Given exercise: Exactly reproduce the entries, dropping any pictures from your copy.

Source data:
━━━━━━━━

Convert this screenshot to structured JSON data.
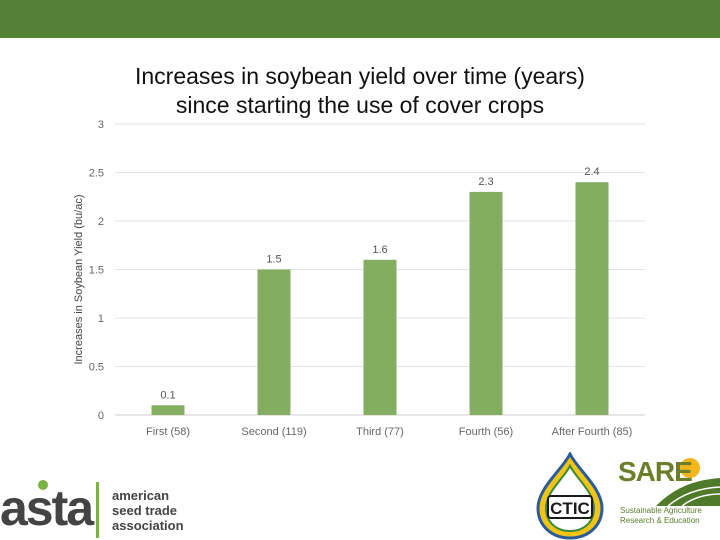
{
  "slide": {
    "title_line1": "Increases in soybean yield over time (years)",
    "title_line2": "since starting the use of cover crops"
  },
  "chart_data": {
    "type": "bar",
    "categories": [
      "First (58)",
      "Second (119)",
      "Third (77)",
      "Fourth (56)",
      "After Fourth (85)"
    ],
    "values": [
      0.1,
      1.5,
      1.6,
      2.3,
      2.4
    ],
    "data_labels": [
      "0.1",
      "1.5",
      "1.6",
      "2.3",
      "2.4"
    ],
    "ylabel": "Increases in Soybean Yield (bu/ac)",
    "ylim": [
      0,
      3
    ],
    "yticks": [
      0,
      0.5,
      1,
      1.5,
      2,
      2.5,
      3
    ],
    "ytick_labels": [
      "0",
      "0.5",
      "1",
      "1.5",
      "2",
      "2.5",
      "3"
    ],
    "grid": true,
    "bar_color": "#84ae5f"
  },
  "logos": {
    "asta": {
      "word": "asta",
      "lines": [
        "american",
        "seed trade",
        "association"
      ]
    },
    "ctic": {
      "word": "CTIC"
    },
    "sare": {
      "word": "SARE",
      "lines": [
        "Sustainable Agriculture",
        "Research & Education"
      ]
    }
  },
  "colors": {
    "header_band": "#538135",
    "bar": "#84ae5f",
    "grid": "#e3e3e3"
  }
}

━━━━━━━━

The result:
Convert this screenshot to structured JSON data.
{
  "slide": {
    "title_line1": "Increases in soybean yield over time (years)",
    "title_line2": "since starting the use of cover crops"
  },
  "chart_data": {
    "type": "bar",
    "categories": [
      "First (58)",
      "Second (119)",
      "Third (77)",
      "Fourth (56)",
      "After Fourth (85)"
    ],
    "values": [
      0.1,
      1.5,
      1.6,
      2.3,
      2.4
    ],
    "data_labels": [
      "0.1",
      "1.5",
      "1.6",
      "2.3",
      "2.4"
    ],
    "ylabel": "Increases in Soybean Yield (bu/ac)",
    "ylim": [
      0,
      3
    ],
    "yticks": [
      0,
      0.5,
      1,
      1.5,
      2,
      2.5,
      3
    ],
    "ytick_labels": [
      "0",
      "0.5",
      "1",
      "1.5",
      "2",
      "2.5",
      "3"
    ],
    "grid": true,
    "bar_color": "#84ae5f"
  },
  "logos": {
    "asta": {
      "word": "asta",
      "lines": [
        "american",
        "seed trade",
        "association"
      ]
    },
    "ctic": {
      "word": "CTIC"
    },
    "sare": {
      "word": "SARE",
      "lines": [
        "Sustainable Agriculture",
        "Research & Education"
      ]
    }
  },
  "colors": {
    "header_band": "#538135",
    "bar": "#84ae5f",
    "grid": "#e3e3e3"
  }
}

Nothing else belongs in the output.